#### DATA SECTION
════════════════════

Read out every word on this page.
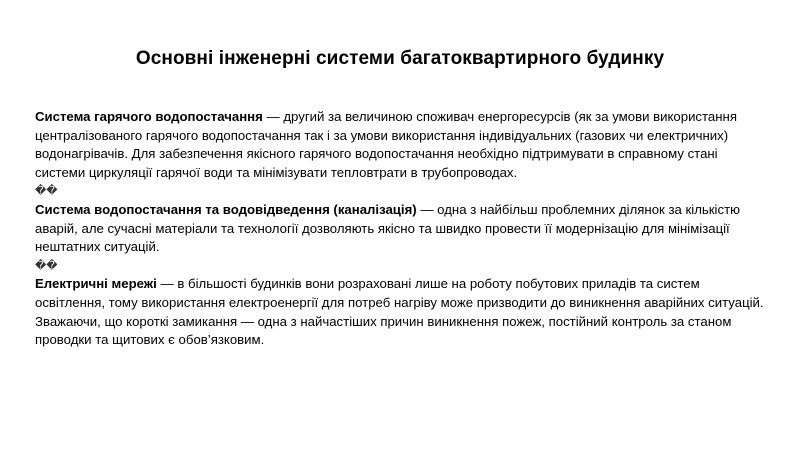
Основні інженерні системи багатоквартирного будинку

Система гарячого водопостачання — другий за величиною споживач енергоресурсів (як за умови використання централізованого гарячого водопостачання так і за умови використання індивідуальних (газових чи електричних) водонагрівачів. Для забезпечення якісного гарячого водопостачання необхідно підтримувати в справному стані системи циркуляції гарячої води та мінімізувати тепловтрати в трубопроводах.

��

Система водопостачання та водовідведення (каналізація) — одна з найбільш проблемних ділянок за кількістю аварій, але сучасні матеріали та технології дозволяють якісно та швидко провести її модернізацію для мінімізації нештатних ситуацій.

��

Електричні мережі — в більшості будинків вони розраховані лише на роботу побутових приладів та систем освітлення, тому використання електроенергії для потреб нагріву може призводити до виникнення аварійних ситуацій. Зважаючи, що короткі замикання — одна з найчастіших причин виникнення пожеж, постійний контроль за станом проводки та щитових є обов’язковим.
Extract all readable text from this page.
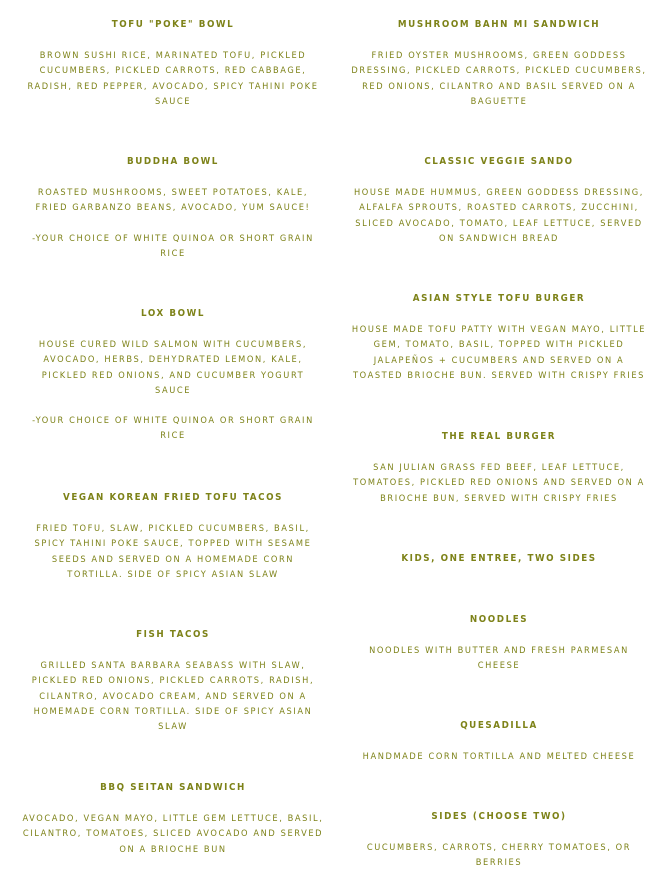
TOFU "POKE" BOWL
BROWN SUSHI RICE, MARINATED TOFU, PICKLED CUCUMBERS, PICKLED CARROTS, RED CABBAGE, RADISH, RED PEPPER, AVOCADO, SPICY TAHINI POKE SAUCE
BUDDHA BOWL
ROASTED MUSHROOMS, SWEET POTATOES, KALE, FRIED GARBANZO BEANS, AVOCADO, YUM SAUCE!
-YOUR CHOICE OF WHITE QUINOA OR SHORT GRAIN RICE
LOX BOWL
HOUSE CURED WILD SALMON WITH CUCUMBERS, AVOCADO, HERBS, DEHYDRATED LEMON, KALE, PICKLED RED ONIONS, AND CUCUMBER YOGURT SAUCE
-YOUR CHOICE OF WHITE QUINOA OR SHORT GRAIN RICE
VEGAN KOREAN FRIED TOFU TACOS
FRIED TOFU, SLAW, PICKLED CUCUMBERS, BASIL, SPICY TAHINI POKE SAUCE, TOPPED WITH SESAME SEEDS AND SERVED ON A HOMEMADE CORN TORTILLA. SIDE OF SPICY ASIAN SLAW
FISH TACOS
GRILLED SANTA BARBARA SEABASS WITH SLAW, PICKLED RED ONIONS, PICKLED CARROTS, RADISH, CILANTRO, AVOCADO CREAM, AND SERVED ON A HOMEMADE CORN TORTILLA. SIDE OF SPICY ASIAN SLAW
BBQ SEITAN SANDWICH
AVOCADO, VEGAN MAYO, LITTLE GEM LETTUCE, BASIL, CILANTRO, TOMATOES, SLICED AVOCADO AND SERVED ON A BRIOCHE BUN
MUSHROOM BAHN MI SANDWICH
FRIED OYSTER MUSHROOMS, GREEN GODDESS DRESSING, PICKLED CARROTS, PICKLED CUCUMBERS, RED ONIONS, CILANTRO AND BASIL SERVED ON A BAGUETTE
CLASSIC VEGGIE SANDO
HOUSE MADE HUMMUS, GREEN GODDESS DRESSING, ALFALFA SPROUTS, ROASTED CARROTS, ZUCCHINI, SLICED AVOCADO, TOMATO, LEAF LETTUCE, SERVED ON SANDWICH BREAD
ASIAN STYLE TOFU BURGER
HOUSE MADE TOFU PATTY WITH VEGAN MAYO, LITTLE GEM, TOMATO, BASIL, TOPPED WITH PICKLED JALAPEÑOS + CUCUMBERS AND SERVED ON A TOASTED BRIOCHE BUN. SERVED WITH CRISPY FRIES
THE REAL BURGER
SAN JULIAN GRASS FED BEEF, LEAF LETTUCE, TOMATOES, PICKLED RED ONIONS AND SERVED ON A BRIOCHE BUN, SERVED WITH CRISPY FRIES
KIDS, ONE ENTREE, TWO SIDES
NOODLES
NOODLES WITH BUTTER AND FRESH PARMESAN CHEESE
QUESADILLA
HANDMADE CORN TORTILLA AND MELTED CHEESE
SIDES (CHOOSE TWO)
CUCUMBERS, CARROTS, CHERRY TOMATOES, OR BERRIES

════════════════════

#### WHAT IS REQUIRED
Leave out all pictures, then copy the remaining material exactly.

#### OUTPUT OF THE TASK
Read out every word on this page.
Основні інженерні системи багатоквартирного будинку

Система гарячого водопостачання — другий за величиною споживач енергоресурсів (як за умови використання централізованого гарячого водопостачання так і за умови використання індивідуальних (газових чи електричних) водонагрівачів. Для забезпечення якісного гарячого водопостачання необхідно підтримувати в справному стані системи циркуляції гарячої води та мінімізувати тепловтрати в трубопроводах.

��

Система водопостачання та водовідведення (каналізація) — одна з найбільш проблемних ділянок за кількістю аварій, але сучасні матеріали та технології дозволяють якісно та швидко провести її модернізацію для мінімізації нештатних ситуацій.

��

Електричні мережі — в більшості будинків вони розраховані лише на роботу побутових приладів та систем освітлення, тому використання електроенергії для потреб нагріву може призводити до виникнення аварійних ситуацій. Зважаючи, що короткі замикання — одна з найчастіших причин виникнення пожеж, постійний контроль за станом проводки та щитових є обов’язковим.
Extract all readable text from this page.
TOFU "POKE" BOWL
BROWN SUSHI RICE, MARINATED TOFU, PICKLED CUCUMBERS, PICKLED CARROTS, RED CABBAGE, RADISH, RED PEPPER, AVOCADO, SPICY TAHINI POKE SAUCE
BUDDHA BOWL
ROASTED MUSHROOMS, SWEET POTATOES, KALE, FRIED GARBANZO BEANS, AVOCADO, YUM SAUCE!
-YOUR CHOICE OF WHITE QUINOA OR SHORT GRAIN RICE
LOX BOWL
HOUSE CURED WILD SALMON WITH CUCUMBERS, AVOCADO, HERBS, DEHYDRATED LEMON, KALE, PICKLED RED ONIONS, AND CUCUMBER YOGURT SAUCE
-YOUR CHOICE OF WHITE QUINOA OR SHORT GRAIN RICE
VEGAN KOREAN FRIED TOFU TACOS
FRIED TOFU, SLAW, PICKLED CUCUMBERS, BASIL, SPICY TAHINI POKE SAUCE, TOPPED WITH SESAME SEEDS AND SERVED ON A HOMEMADE CORN TORTILLA. SIDE OF SPICY ASIAN SLAW
FISH TACOS
GRILLED SANTA BARBARA SEABASS WITH SLAW, PICKLED RED ONIONS, PICKLED CARROTS, RADISH, CILANTRO, AVOCADO CREAM, AND SERVED ON A HOMEMADE CORN TORTILLA. SIDE OF SPICY ASIAN SLAW
BBQ SEITAN SANDWICH
AVOCADO, VEGAN MAYO, LITTLE GEM LETTUCE, BASIL, CILANTRO, TOMATOES, SLICED AVOCADO AND SERVED ON A BRIOCHE BUN
MUSHROOM BAHN MI SANDWICH
FRIED OYSTER MUSHROOMS, GREEN GODDESS DRESSING, PICKLED CARROTS, PICKLED CUCUMBERS, RED ONIONS, CILANTRO AND BASIL SERVED ON A BAGUETTE
CLASSIC VEGGIE SANDO
HOUSE MADE HUMMUS, GREEN GODDESS DRESSING, ALFALFA SPROUTS, ROASTED CARROTS, ZUCCHINI, SLICED AVOCADO, TOMATO, LEAF LETTUCE, SERVED ON SANDWICH BREAD
ASIAN STYLE TOFU BURGER
HOUSE MADE TOFU PATTY WITH VEGAN MAYO, LITTLE GEM, TOMATO, BASIL, TOPPED WITH PICKLED JALAPEÑOS + CUCUMBERS AND SERVED ON A TOASTED BRIOCHE BUN. SERVED WITH CRISPY FRIES
THE REAL BURGER
SAN JULIAN GRASS FED BEEF, LEAF LETTUCE, TOMATOES, PICKLED RED ONIONS AND SERVED ON A BRIOCHE BUN, SERVED WITH CRISPY FRIES
KIDS, ONE ENTREE, TWO SIDES
NOODLES
NOODLES WITH BUTTER AND FRESH PARMESAN CHEESE
QUESADILLA
HANDMADE CORN TORTILLA AND MELTED CHEESE
SIDES (CHOOSE TWO)
CUCUMBERS, CARROTS, CHERRY TOMATOES, OR BERRIES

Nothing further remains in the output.